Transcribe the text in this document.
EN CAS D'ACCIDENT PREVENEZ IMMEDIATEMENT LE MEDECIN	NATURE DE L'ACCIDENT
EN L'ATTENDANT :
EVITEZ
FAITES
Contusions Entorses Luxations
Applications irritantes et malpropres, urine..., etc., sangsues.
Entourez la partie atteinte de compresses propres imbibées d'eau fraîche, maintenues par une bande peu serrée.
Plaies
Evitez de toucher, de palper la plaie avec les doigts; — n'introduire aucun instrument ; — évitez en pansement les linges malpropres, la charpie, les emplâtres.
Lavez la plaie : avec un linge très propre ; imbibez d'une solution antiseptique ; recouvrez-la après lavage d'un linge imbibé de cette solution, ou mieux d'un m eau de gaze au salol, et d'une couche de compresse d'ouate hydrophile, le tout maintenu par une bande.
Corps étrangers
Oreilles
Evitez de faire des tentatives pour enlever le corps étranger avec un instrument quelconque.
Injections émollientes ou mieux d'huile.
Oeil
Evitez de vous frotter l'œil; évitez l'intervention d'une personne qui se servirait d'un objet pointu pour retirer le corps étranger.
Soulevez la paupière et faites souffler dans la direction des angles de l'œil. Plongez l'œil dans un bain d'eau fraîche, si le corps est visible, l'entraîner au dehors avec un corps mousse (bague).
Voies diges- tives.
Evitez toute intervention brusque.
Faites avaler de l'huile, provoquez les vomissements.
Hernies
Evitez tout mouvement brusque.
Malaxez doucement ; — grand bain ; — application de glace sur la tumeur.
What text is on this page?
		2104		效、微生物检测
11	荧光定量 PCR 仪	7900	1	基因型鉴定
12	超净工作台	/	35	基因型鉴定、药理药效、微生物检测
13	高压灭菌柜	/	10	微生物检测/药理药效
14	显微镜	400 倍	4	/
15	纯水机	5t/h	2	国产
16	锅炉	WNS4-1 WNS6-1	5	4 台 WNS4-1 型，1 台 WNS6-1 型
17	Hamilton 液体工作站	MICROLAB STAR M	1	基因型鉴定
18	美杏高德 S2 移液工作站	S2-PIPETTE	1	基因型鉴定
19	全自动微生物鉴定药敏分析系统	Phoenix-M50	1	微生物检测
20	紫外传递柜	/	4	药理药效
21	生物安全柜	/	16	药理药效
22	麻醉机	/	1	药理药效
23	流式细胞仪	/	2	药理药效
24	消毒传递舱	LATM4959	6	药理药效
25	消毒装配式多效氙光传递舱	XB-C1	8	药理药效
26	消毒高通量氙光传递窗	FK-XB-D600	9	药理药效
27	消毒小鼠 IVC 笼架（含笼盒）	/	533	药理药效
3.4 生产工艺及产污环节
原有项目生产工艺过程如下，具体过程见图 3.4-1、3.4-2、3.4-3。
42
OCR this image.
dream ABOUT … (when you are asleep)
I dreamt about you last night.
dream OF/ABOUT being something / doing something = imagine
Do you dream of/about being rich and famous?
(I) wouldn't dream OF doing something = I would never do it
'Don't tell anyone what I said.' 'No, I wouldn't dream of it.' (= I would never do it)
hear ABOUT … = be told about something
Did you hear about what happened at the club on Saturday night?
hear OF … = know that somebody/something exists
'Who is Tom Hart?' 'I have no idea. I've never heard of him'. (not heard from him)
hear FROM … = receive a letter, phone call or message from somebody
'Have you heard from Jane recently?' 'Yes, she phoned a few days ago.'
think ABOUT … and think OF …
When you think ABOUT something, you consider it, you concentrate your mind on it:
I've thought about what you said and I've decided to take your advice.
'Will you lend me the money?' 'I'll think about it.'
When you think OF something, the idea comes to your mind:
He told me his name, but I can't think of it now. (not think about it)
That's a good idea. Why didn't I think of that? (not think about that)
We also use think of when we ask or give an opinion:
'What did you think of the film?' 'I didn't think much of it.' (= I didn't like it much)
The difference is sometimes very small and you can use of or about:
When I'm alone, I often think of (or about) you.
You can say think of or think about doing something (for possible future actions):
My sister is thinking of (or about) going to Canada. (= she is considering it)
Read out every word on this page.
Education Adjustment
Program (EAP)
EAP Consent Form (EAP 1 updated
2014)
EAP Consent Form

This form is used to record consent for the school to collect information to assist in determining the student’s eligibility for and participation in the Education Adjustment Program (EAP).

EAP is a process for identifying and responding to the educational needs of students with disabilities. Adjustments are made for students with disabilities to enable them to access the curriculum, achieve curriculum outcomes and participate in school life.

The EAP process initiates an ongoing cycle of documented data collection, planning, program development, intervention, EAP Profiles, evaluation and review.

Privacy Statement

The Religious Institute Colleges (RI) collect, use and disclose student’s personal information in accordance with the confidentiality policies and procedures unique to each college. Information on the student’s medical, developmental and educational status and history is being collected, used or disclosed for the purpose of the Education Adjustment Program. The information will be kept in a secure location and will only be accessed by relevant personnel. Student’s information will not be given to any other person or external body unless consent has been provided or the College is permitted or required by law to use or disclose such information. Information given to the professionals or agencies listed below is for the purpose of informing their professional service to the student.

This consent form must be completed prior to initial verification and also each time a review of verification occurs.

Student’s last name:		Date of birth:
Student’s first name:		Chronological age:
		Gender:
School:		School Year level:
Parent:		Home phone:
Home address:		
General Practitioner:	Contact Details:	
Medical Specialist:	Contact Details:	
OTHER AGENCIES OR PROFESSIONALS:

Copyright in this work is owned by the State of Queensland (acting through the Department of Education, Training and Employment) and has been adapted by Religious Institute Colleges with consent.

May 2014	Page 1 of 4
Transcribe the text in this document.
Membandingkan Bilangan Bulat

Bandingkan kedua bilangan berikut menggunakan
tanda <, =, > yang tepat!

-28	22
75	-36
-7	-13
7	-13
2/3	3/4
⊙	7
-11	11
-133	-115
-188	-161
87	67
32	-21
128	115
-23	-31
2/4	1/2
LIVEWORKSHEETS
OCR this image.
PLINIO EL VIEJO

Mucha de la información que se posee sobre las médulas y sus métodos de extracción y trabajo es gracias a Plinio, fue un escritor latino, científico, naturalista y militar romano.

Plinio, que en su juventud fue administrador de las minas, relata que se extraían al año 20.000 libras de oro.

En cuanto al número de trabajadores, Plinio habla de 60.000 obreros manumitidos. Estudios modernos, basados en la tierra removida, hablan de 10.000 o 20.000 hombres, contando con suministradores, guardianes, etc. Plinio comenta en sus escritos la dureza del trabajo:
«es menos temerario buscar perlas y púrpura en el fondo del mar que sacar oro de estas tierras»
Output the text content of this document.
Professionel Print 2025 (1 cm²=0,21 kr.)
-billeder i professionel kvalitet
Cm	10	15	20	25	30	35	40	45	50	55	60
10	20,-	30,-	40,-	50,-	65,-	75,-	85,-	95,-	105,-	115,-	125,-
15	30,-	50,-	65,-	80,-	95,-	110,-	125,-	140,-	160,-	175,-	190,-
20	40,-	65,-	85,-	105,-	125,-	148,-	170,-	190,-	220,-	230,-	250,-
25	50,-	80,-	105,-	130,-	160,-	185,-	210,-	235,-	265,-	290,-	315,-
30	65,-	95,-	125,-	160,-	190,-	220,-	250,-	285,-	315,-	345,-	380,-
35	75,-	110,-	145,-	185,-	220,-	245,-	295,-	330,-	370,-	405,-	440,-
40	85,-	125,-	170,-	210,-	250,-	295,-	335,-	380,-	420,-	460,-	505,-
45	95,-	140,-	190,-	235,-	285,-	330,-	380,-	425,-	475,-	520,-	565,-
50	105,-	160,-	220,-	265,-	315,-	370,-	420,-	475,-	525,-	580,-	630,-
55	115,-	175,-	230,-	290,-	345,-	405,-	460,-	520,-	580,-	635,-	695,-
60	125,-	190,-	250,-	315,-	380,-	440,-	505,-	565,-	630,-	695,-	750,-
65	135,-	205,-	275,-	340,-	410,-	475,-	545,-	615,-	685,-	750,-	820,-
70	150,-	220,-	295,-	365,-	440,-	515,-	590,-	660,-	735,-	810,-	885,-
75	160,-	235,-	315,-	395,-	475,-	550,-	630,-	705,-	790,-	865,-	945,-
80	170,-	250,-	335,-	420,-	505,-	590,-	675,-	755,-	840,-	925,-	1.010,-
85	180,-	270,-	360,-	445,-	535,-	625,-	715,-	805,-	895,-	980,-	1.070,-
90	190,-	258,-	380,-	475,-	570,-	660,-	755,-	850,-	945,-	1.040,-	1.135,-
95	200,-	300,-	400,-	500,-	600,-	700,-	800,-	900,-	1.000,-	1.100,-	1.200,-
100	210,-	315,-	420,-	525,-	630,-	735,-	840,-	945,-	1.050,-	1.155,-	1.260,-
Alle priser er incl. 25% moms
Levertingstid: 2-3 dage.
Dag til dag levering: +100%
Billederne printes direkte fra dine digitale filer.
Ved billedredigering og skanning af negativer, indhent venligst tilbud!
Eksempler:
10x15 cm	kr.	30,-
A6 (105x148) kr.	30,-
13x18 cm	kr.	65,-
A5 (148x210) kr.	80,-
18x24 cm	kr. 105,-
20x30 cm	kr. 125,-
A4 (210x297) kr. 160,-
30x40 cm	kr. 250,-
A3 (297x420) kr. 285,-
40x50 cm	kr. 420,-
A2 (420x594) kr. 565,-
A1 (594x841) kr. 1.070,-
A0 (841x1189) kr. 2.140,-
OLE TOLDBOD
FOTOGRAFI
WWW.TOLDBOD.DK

-----

**Problem to solve**:
In the entries above, find each line with the string "Colleges" and copy it.

**Answer in full**:
The Religious Institute Colleges (RI) collect, use and disclose student’s personal information in accordance with the confidentiality policies and procedures unique to each college. Information on the student’s medical, developmental and educational status and history is being collected, used or disclosed for the purpose of the Education Adjustment Program. The information will be kept in a secure location and will only be accessed by relevant personnel. Student’s information will not be given to any other person or external body unless consent has been provided or the College is permitted or required by law to use or disclose such information. Information given to the professionals or agencies listed below is for the purpose of informing their professional service to the student.
Copyright in this work is owned by the State of Queensland (acting through the Department of Education, Training and Employment) and has been adapted by Religious Institute Colleges with consent.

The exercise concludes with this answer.